■ GIVEN DATA

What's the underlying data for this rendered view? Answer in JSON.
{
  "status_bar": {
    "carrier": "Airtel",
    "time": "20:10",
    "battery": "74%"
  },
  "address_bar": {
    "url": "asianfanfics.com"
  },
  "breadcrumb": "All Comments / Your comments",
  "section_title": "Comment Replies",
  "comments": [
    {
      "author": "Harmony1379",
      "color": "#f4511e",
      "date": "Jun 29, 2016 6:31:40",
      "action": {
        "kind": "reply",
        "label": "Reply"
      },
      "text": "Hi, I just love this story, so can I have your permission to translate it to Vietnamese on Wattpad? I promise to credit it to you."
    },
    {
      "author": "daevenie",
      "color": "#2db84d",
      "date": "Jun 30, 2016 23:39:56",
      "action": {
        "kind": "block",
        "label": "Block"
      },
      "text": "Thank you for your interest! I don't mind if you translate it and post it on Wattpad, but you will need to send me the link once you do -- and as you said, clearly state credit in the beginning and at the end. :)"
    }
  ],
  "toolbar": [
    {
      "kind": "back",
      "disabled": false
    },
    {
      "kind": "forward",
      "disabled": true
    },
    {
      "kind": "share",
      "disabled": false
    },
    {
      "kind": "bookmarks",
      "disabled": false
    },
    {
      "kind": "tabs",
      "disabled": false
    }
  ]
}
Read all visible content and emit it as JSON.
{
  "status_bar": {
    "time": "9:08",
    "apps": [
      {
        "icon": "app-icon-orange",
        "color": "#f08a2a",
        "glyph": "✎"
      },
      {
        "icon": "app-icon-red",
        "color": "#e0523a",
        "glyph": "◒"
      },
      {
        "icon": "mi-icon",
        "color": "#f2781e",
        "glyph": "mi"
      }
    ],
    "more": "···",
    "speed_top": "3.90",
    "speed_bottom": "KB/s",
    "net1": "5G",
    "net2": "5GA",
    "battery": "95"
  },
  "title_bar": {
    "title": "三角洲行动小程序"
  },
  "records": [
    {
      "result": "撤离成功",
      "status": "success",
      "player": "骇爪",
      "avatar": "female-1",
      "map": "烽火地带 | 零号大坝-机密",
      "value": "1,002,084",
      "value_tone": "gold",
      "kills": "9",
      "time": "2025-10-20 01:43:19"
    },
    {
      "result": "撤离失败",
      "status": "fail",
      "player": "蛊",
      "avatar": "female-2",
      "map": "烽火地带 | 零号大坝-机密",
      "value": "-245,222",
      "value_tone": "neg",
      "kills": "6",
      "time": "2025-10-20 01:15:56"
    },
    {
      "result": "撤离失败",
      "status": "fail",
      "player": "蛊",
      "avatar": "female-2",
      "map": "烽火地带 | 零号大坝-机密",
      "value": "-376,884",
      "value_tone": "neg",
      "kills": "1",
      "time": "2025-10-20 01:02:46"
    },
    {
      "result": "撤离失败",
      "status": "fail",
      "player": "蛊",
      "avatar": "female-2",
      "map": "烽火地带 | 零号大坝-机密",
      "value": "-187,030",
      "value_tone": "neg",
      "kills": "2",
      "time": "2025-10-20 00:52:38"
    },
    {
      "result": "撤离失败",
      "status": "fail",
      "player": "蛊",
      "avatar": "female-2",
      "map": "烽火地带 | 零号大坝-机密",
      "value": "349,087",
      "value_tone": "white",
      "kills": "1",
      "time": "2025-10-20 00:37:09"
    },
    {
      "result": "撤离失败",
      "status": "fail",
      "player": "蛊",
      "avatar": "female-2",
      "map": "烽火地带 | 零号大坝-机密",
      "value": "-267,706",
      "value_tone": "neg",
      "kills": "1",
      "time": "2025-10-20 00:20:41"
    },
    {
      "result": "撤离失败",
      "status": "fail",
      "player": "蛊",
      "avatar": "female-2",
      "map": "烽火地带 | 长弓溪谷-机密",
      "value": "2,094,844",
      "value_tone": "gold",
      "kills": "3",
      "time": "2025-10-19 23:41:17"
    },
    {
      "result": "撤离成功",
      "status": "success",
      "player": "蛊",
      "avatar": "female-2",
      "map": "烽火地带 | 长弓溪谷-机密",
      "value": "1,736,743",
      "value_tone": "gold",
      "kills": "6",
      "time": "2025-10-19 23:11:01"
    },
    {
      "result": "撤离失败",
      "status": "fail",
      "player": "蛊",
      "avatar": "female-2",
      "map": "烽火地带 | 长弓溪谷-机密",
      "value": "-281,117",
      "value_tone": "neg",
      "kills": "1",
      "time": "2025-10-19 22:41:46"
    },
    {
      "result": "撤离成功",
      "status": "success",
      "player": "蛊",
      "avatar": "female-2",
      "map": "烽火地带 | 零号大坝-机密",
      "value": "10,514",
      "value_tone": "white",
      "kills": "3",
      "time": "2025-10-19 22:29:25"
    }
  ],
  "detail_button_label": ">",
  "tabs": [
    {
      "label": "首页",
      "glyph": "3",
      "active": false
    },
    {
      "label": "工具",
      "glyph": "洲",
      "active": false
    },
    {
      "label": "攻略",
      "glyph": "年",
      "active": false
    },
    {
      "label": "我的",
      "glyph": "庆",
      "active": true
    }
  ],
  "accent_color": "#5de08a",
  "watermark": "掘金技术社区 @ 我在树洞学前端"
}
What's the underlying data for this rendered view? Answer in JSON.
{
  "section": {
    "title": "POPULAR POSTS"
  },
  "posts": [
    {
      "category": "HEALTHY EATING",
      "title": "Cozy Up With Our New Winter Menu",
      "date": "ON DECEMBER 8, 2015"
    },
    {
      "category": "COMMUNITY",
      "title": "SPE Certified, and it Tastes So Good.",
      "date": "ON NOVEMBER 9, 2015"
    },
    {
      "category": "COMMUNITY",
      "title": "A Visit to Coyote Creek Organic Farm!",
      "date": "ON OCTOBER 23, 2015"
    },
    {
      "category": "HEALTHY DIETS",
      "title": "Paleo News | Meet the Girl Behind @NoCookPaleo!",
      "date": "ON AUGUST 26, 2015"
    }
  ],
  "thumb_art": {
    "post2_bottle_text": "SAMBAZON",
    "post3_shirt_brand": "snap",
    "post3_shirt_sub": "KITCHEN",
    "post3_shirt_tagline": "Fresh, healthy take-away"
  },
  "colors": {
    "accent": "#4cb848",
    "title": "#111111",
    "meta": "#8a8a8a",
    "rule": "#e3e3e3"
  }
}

■ REQUIREMENTS
Recite the full listing above exactly.

■ CORRECT ANSWER
What's the underlying data for this rendered view? Answer in JSON.
{
  "status_bar": {
    "carrier": "Airtel",
    "time": "20:10",
    "battery": "74%"
  },
  "address_bar": {
    "url": "asianfanfics.com"
  },
  "breadcrumb": "All Comments / Your comments",
  "section_title": "Comment Replies",
  "comments": [
    {
      "author": "Harmony1379",
      "color": "#f4511e",
      "date": "Jun 29, 2016 6:31:40",
      "action": {
        "kind": "reply",
        "label": "Reply"
      },
      "text": "Hi, I just love this story, so can I have your permission to translate it to Vietnamese on Wattpad? I promise to credit it to you."
    },
    {
      "author": "daevenie",
      "color": "#2db84d",
      "date": "Jun 30, 2016 23:39:56",
      "action": {
        "kind": "block",
        "label": "Block"
      },
      "text": "Thank you for your interest! I don't mind if you translate it and post it on Wattpad, but you will need to send me the link once you do -- and as you said, clearly state credit in the beginning and at the end. :)"
    }
  ],
  "toolbar": [
    {
      "kind": "back",
      "disabled": false
    },
    {
      "kind": "forward",
      "disabled": true
    },
    {
      "kind": "share",
      "disabled": false
    },
    {
      "kind": "bookmarks",
      "disabled": false
    },
    {
      "kind": "tabs",
      "disabled": false
    }
  ]
}
Read all visible content and emit it as JSON.
{
  "status_bar": {
    "time": "9:08",
    "apps": [
      {
        "icon": "app-icon-orange",
        "color": "#f08a2a",
        "glyph": "✎"
      },
      {
        "icon": "app-icon-red",
        "color": "#e0523a",
        "glyph": "◒"
      },
      {
        "icon": "mi-icon",
        "color": "#f2781e",
        "glyph": "mi"
      }
    ],
    "more": "···",
    "speed_top": "3.90",
    "speed_bottom": "KB/s",
    "net1": "5G",
    "net2": "5GA",
    "battery": "95"
  },
  "title_bar": {
    "title": "三角洲行动小程序"
  },
  "records": [
    {
      "result": "撤离成功",
      "status": "success",
      "player": "骇爪",
      "avatar": "female-1",
      "map": "烽火地带 | 零号大坝-机密",
      "value": "1,002,084",
      "value_tone": "gold",
      "kills": "9",
      "time": "2025-10-20 01:43:19"
    },
    {
      "result": "撤离失败",
      "status": "fail",
      "player": "蛊",
      "avatar": "female-2",
      "map": "烽火地带 | 零号大坝-机密",
      "value": "-245,222",
      "value_tone": "neg",
      "kills": "6",
      "time": "2025-10-20 01:15:56"
    },
    {
      "result": "撤离失败",
      "status": "fail",
      "player": "蛊",
      "avatar": "female-2",
      "map": "烽火地带 | 零号大坝-机密",
      "value": "-376,884",
      "value_tone": "neg",
      "kills": "1",
      "time": "2025-10-20 01:02:46"
    },
    {
      "result": "撤离失败",
      "status": "fail",
      "player": "蛊",
      "avatar": "female-2",
      "map": "烽火地带 | 零号大坝-机密",
      "value": "-187,030",
      "value_tone": "neg",
      "kills": "2",
      "time": "2025-10-20 00:52:38"
    },
    {
      "result": "撤离失败",
      "status": "fail",
      "player": "蛊",
      "avatar": "female-2",
      "map": "烽火地带 | 零号大坝-机密",
      "value": "349,087",
      "value_tone": "white",
      "kills": "1",
      "time": "2025-10-20 00:37:09"
    },
    {
      "result": "撤离失败",
      "status": "fail",
      "player": "蛊",
      "avatar": "female-2",
      "map": "烽火地带 | 零号大坝-机密",
      "value": "-267,706",
      "value_tone": "neg",
      "kills": "1",
      "time": "2025-10-20 00:20:41"
    },
    {
      "result": "撤离失败",
      "status": "fail",
      "player": "蛊",
      "avatar": "female-2",
      "map": "烽火地带 | 长弓溪谷-机密",
      "value": "2,094,844",
      "value_tone": "gold",
      "kills": "3",
      "time": "2025-10-19 23:41:17"
    },
    {
      "result": "撤离成功",
      "status": "success",
      "player": "蛊",
      "avatar": "female-2",
      "map": "烽火地带 | 长弓溪谷-机密",
      "value": "1,736,743",
      "value_tone": "gold",
      "kills": "6",
      "time": "2025-10-19 23:11:01"
    },
    {
      "result": "撤离失败",
      "status": "fail",
      "player": "蛊",
      "avatar": "female-2",
      "map": "烽火地带 | 长弓溪谷-机密",
      "value": "-281,117",
      "value_tone": "neg",
      "kills": "1",
      "time": "2025-10-19 22:41:46"
    },
    {
      "result": "撤离成功",
      "status": "success",
      "player": "蛊",
      "avatar": "female-2",
      "map": "烽火地带 | 零号大坝-机密",
      "value": "10,514",
      "value_tone": "white",
      "kills": "3",
      "time": "2025-10-19 22:29:25"
    }
  ],
  "detail_button_label": ">",
  "tabs": [
    {
      "label": "首页",
      "glyph": "3",
      "active": false
    },
    {
      "label": "工具",
      "glyph": "洲",
      "active": false
    },
    {
      "label": "攻略",
      "glyph": "年",
      "active": false
    },
    {
      "label": "我的",
      "glyph": "庆",
      "active": true
    }
  ],
  "accent_color": "#5de08a",
  "watermark": "掘金技术社区 @ 我在树洞学前端"
}
What's the underlying data for this rendered view? Answer in JSON.
{
  "section": {
    "title": "POPULAR POSTS"
  },
  "posts": [
    {
      "category": "HEALTHY EATING",
      "title": "Cozy Up With Our New Winter Menu",
      "date": "ON DECEMBER 8, 2015"
    },
    {
      "category": "COMMUNITY",
      "title": "SPE Certified, and it Tastes So Good.",
      "date": "ON NOVEMBER 9, 2015"
    },
    {
      "category": "COMMUNITY",
      "title": "A Visit to Coyote Creek Organic Farm!",
      "date": "ON OCTOBER 23, 2015"
    },
    {
      "category": "HEALTHY DIETS",
      "title": "Paleo News | Meet the Girl Behind @NoCookPaleo!",
      "date": "ON AUGUST 26, 2015"
    }
  ],
  "thumb_art": {
    "post2_bottle_text": "SAMBAZON",
    "post3_shirt_brand": "snap",
    "post3_shirt_sub": "KITCHEN",
    "post3_shirt_tagline": "Fresh, healthy take-away"
  },
  "colors": {
    "accent": "#4cb848",
    "title": "#111111",
    "meta": "#8a8a8a",
    "rule": "#e3e3e3"
  }
}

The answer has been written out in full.